● **Stored data**:
========================================================================
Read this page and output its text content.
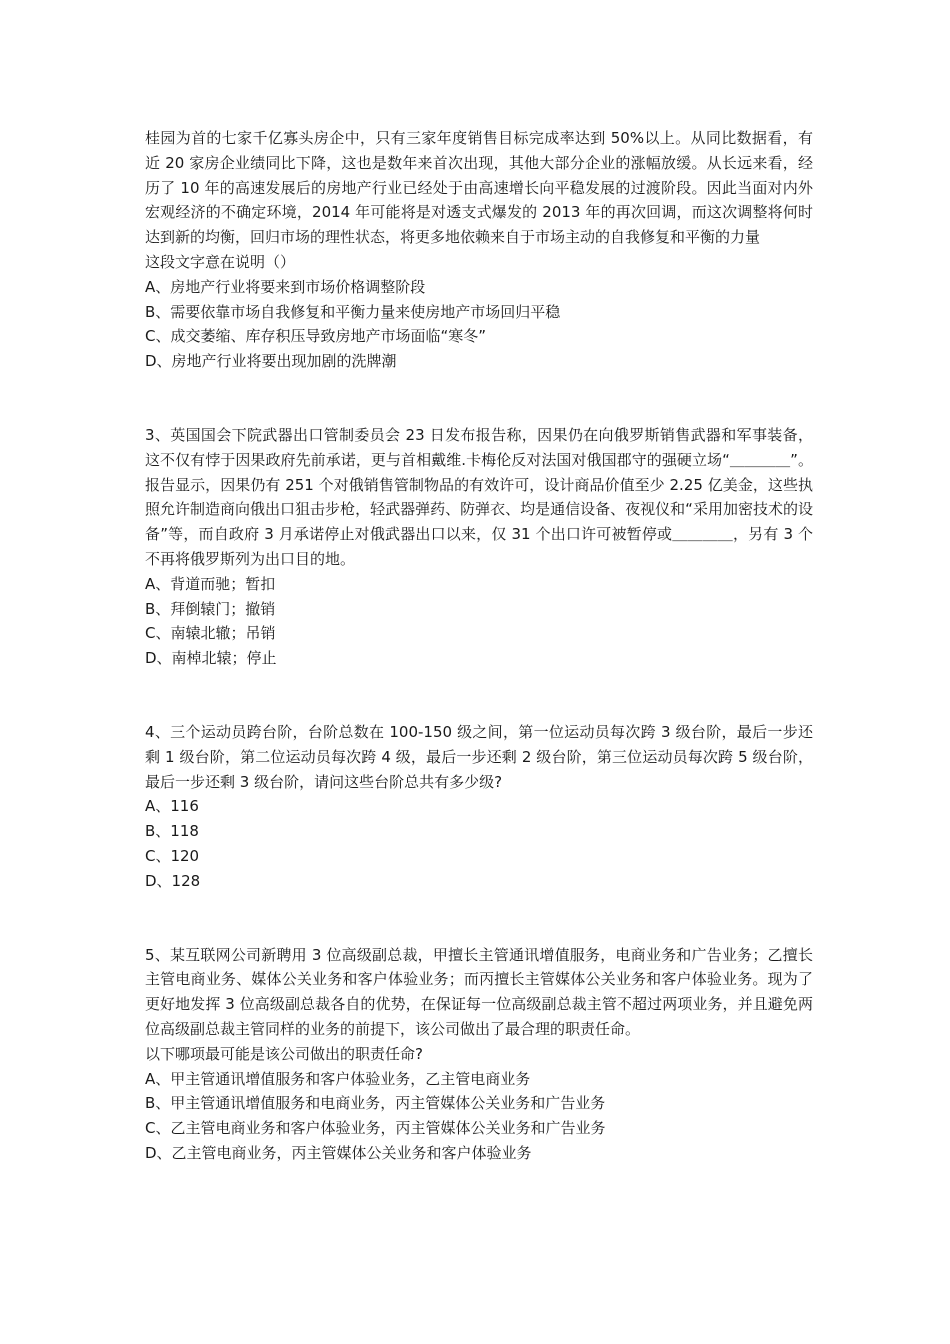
桂园为首的七家千亿寡头房企中，只有三家年度销售目标完成率达到 50%以上。从同比数据看，有近 20 家房企业绩同比下降，这也是数年来首次出现，其他大部分企业的涨幅放缓。从长远来看，经历了 10 年的高速发展后的房地产行业已经处于由高速增长向平稳发展的过渡阶段。因此当面对内外宏观经济的不确定环境，2014 年可能将是对透支式爆发的 2013 年的再次回调，而这次调整将何时达到新的均衡，回归市场的理性状态，将更多地依赖来自于市场主动的自我修复和平衡的力量

这段文字意在说明（）

A、房地产行业将要来到市场价格调整阶段

B、需要依靠市场自我修复和平衡力量来使房地产市场回归平稳

C、成交萎缩、库存积压导致房地产市场面临“寒冬”

D、房地产行业将要出现加剧的洗牌潮

3、英国国会下院武器出口管制委员会 23 日发布报告称，因果仍在向俄罗斯销售武器和军事装备，这不仅有悖于因果政府先前承诺，更与首相戴维.卡梅伦反对法国对俄国郡守的强硬立场“＿＿＿＿”。报告显示，因果仍有 251 个对俄销售管制物品的有效许可，设计商品价值至少 2.25 亿美金，这些执照允许制造商向俄出口狙击步枪，轻武器弹药、防弹衣、均是通信设备、夜视仪和“采用加密技术的设备”等，而自政府 3 月承诺停止对俄武器出口以来，仅 31 个出口许可被暂停或＿＿＿＿，另有 3 个不再将俄罗斯列为出口目的地。

A、背道而驰；暂扣

B、拜倒辕门；撤销

C、南辕北辙；吊销

D、南棹北辕；停止

4、三个运动员跨台阶，台阶总数在 100-150 级之间，第一位运动员每次跨 3 级台阶，最后一步还剩 1 级台阶，第二位运动员每次跨 4 级，最后一步还剩 2 级台阶，第三位运动员每次跨 5 级台阶，最后一步还剩 3 级台阶，请问这些台阶总共有多少级?

A、116

B、118

C、120

D、128

5、某互联网公司新聘用 3 位高级副总裁，甲擅长主管通讯增值服务，电商业务和广告业务；乙擅长主管电商业务、媒体公关业务和客户体验业务；而丙擅长主管媒体公关业务和客户体验业务。现为了更好地发挥 3 位高级副总裁各自的优势，在保证每一位高级副总裁主管不超过两项业务，并且避免两位高级副总裁主管同样的业务的前提下，该公司做出了最合理的职责任命。

以下哪项最可能是该公司做出的职责任命?

A、甲主管通讯增值服务和客户体验业务，乙主管电商业务

B、甲主管通讯增值服务和电商业务，丙主管媒体公关业务和广告业务

C、乙主管电商业务和客户体验业务，丙主管媒体公关业务和广告业务

D、乙主管电商业务，丙主管媒体公关业务和客户体验业务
========================================================================
● **Task requirements**:
Copy out all the records exactly, excluding pictures.

● **Answer to the problem**:
Read this page and output its text content.
桂园为首的七家千亿寡头房企中，只有三家年度销售目标完成率达到 50%以上。从同比数据看，有近 20 家房企业绩同比下降，这也是数年来首次出现，其他大部分企业的涨幅放缓。从长远来看，经历了 10 年的高速发展后的房地产行业已经处于由高速增长向平稳发展的过渡阶段。因此当面对内外宏观经济的不确定环境，2014 年可能将是对透支式爆发的 2013 年的再次回调，而这次调整将何时达到新的均衡，回归市场的理性状态，将更多地依赖来自于市场主动的自我修复和平衡的力量

这段文字意在说明（）

A、房地产行业将要来到市场价格调整阶段

B、需要依靠市场自我修复和平衡力量来使房地产市场回归平稳

C、成交萎缩、库存积压导致房地产市场面临“寒冬”

D、房地产行业将要出现加剧的洗牌潮

3、英国国会下院武器出口管制委员会 23 日发布报告称，因果仍在向俄罗斯销售武器和军事装备，这不仅有悖于因果政府先前承诺，更与首相戴维.卡梅伦反对法国对俄国郡守的强硬立场“＿＿＿＿”。报告显示，因果仍有 251 个对俄销售管制物品的有效许可，设计商品价值至少 2.25 亿美金，这些执照允许制造商向俄出口狙击步枪，轻武器弹药、防弹衣、均是通信设备、夜视仪和“采用加密技术的设备”等，而自政府 3 月承诺停止对俄武器出口以来，仅 31 个出口许可被暂停或＿＿＿＿，另有 3 个不再将俄罗斯列为出口目的地。

A、背道而驰；暂扣

B、拜倒辕门；撤销

C、南辕北辙；吊销

D、南棹北辕；停止

4、三个运动员跨台阶，台阶总数在 100-150 级之间，第一位运动员每次跨 3 级台阶，最后一步还剩 1 级台阶，第二位运动员每次跨 4 级，最后一步还剩 2 级台阶，第三位运动员每次跨 5 级台阶，最后一步还剩 3 级台阶，请问这些台阶总共有多少级?

A、116

B、118

C、120

D、128

5、某互联网公司新聘用 3 位高级副总裁，甲擅长主管通讯增值服务，电商业务和广告业务；乙擅长主管电商业务、媒体公关业务和客户体验业务；而丙擅长主管媒体公关业务和客户体验业务。现为了更好地发挥 3 位高级副总裁各自的优势，在保证每一位高级副总裁主管不超过两项业务，并且避免两位高级副总裁主管同样的业务的前提下，该公司做出了最合理的职责任命。

以下哪项最可能是该公司做出的职责任命?

A、甲主管通讯增值服务和客户体验业务，乙主管电商业务

B、甲主管通讯增值服务和电商业务，丙主管媒体公关业务和广告业务

C、乙主管电商业务和客户体验业务，丙主管媒体公关业务和广告业务

D、乙主管电商业务，丙主管媒体公关业务和客户体验业务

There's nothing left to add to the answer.